- DESCRIPTION OF THE TASK -
The required output is the line that contains "Decode this image" plus every line after it in the listing below, copied exactly as it appears.

- EXTRACTED RECORDS -
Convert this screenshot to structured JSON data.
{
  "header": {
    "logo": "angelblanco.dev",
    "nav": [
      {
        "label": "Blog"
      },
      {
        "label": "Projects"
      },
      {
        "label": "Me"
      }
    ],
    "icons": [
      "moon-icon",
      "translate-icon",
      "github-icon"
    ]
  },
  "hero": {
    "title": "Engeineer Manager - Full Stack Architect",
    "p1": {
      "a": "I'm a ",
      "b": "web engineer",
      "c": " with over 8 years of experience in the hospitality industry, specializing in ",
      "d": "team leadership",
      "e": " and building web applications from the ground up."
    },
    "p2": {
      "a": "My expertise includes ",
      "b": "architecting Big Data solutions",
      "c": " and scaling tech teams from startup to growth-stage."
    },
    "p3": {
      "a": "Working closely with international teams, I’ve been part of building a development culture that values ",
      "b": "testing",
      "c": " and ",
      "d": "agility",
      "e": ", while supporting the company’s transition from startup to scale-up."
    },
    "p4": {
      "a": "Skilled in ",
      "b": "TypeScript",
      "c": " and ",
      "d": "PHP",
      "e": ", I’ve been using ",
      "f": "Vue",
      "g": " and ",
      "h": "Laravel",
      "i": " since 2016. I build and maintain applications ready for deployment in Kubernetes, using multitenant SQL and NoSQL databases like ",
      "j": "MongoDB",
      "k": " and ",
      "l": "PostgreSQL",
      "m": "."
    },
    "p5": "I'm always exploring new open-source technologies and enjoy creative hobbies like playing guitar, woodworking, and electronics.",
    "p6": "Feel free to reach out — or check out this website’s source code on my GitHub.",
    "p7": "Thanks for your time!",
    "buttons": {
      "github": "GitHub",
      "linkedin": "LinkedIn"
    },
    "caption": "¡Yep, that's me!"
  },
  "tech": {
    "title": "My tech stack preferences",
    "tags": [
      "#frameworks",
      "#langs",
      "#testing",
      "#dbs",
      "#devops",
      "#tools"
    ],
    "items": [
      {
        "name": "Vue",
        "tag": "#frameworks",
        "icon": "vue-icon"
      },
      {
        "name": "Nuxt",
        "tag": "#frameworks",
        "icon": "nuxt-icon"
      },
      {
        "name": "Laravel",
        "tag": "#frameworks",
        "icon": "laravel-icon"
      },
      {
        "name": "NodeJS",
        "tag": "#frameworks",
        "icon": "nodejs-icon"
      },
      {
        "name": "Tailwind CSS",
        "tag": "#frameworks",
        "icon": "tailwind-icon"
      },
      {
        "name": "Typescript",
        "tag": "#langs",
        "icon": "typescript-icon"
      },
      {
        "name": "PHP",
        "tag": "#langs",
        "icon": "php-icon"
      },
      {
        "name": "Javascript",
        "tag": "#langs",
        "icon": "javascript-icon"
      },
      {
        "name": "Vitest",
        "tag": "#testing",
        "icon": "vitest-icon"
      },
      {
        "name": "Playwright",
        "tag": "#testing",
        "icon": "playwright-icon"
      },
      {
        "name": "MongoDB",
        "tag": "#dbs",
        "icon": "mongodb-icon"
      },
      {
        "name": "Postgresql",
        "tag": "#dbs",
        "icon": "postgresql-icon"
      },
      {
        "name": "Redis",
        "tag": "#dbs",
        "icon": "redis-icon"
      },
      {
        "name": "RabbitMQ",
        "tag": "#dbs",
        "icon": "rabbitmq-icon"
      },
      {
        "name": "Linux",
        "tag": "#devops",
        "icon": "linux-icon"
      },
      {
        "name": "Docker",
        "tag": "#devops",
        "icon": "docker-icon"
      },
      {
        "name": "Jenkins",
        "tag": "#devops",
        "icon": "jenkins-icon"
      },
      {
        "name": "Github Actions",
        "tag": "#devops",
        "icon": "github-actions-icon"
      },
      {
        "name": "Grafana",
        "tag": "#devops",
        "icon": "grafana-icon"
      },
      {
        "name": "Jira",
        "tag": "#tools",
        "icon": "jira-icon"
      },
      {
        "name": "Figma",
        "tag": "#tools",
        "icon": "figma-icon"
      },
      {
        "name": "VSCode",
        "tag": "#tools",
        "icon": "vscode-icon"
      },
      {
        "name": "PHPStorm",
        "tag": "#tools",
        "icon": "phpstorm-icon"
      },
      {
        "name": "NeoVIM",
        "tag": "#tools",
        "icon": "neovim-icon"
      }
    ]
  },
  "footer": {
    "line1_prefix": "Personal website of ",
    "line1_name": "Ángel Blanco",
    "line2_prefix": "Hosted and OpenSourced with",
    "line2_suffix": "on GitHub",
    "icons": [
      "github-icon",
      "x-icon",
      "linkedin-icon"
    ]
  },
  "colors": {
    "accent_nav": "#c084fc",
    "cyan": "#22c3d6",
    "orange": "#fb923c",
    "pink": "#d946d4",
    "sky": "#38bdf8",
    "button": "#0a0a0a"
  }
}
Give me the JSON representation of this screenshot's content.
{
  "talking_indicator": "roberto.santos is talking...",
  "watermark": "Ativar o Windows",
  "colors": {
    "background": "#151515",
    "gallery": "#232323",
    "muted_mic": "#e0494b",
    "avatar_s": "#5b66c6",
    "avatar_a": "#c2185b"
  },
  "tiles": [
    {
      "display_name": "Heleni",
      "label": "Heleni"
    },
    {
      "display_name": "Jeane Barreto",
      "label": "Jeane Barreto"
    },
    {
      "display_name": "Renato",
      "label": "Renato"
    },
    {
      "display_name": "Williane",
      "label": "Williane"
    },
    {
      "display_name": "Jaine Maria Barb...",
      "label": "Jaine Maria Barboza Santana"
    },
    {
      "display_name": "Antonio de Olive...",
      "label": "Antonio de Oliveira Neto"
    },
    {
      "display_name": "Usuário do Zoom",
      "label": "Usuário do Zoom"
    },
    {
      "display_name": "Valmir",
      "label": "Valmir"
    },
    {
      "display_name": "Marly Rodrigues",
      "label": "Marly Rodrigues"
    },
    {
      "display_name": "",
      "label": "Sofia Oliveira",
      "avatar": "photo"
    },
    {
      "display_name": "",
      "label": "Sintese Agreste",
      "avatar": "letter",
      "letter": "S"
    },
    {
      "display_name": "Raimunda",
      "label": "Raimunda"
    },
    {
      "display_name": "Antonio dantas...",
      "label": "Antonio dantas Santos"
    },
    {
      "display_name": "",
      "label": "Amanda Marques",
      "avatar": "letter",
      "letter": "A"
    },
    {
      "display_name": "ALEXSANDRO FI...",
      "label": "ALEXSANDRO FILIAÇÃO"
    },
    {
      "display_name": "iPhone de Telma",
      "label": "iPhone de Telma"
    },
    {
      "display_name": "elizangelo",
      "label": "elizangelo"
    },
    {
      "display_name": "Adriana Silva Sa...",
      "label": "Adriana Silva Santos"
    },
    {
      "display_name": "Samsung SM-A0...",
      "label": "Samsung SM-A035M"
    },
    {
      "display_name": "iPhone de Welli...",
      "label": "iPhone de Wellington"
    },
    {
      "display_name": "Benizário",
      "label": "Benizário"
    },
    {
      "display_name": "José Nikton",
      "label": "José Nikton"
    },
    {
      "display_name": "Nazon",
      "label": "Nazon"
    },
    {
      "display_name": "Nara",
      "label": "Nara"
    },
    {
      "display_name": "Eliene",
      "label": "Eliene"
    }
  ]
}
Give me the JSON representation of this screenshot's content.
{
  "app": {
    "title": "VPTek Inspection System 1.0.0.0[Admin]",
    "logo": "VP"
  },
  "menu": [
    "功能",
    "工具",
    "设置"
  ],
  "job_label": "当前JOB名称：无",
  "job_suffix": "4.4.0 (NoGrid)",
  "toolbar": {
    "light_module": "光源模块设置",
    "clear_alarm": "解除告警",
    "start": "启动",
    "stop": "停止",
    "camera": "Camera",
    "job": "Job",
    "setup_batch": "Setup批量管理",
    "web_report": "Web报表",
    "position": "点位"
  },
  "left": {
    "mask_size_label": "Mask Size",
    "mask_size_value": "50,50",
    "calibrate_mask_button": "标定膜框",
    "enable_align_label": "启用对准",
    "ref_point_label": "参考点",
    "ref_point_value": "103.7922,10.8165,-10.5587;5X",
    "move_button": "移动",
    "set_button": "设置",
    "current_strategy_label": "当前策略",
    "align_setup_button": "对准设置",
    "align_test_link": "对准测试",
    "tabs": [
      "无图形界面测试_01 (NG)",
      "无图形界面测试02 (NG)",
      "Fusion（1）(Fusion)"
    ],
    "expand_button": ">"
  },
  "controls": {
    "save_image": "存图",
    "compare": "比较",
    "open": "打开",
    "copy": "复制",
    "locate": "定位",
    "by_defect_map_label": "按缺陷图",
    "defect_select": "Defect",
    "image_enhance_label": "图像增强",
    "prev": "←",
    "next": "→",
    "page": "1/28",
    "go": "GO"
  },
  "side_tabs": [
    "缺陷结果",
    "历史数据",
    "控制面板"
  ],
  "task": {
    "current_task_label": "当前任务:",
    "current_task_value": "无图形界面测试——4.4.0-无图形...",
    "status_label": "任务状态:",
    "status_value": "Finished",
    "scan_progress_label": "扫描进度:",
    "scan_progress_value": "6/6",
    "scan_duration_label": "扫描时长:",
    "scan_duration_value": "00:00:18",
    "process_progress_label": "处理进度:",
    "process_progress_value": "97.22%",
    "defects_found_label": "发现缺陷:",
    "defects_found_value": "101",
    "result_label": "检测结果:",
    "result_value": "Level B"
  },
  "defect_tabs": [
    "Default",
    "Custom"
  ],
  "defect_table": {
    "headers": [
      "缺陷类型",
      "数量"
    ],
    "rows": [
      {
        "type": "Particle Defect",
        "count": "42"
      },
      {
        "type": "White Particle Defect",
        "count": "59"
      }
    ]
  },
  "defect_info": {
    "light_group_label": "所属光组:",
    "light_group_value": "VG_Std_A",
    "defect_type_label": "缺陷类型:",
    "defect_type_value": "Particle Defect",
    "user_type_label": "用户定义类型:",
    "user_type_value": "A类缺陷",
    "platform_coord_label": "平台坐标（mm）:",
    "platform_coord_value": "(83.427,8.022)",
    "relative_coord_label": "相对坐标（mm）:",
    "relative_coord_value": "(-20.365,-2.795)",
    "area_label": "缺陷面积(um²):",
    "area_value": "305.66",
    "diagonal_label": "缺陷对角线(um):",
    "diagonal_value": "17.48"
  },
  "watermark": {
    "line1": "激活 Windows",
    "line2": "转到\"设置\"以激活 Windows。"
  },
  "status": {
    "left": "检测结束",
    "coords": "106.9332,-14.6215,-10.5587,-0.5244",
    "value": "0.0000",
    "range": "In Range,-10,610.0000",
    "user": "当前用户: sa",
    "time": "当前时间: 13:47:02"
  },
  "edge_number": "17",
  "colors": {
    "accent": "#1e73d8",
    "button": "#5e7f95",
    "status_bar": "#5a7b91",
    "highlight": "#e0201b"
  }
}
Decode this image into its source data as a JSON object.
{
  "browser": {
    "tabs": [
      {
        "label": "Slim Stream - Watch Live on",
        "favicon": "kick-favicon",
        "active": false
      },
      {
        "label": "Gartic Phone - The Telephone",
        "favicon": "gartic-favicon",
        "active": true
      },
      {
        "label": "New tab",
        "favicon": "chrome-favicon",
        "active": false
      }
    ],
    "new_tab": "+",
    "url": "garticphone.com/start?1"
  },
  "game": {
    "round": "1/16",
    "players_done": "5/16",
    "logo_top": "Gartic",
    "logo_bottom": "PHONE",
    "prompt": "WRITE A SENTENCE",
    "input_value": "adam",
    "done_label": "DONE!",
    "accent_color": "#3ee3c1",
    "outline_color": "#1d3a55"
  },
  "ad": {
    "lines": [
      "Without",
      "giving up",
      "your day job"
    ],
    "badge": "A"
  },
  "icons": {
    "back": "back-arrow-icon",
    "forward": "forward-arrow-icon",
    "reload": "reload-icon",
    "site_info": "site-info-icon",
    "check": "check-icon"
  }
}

- SOLVED PROBLEM -
Decode this image into its source data as a JSON object.
{
  "browser": {
    "tabs": [
      {
        "label": "Slim Stream - Watch Live on",
        "favicon": "kick-favicon",
        "active": false
      },
      {
        "label": "Gartic Phone - The Telephone",
        "favicon": "gartic-favicon",
        "active": true
      },
      {
        "label": "New tab",
        "favicon": "chrome-favicon",
        "active": false
      }
    ],
    "new_tab": "+",
    "url": "garticphone.com/start?1"
  },
  "game": {
    "round": "1/16",
    "players_done": "5/16",
    "logo_top": "Gartic",
    "logo_bottom": "PHONE",
    "prompt": "WRITE A SENTENCE",
    "input_value": "adam",
    "done_label": "DONE!",
    "accent_color": "#3ee3c1",
    "outline_color": "#1d3a55"
  },
  "ad": {
    "lines": [
      "Without",
      "giving up",
      "your day job"
    ],
    "badge": "A"
  },
  "icons": {
    "back": "back-arrow-icon",
    "forward": "forward-arrow-icon",
    "reload": "reload-icon",
    "site_info": "site-info-icon",
    "check": "check-icon"
  }
}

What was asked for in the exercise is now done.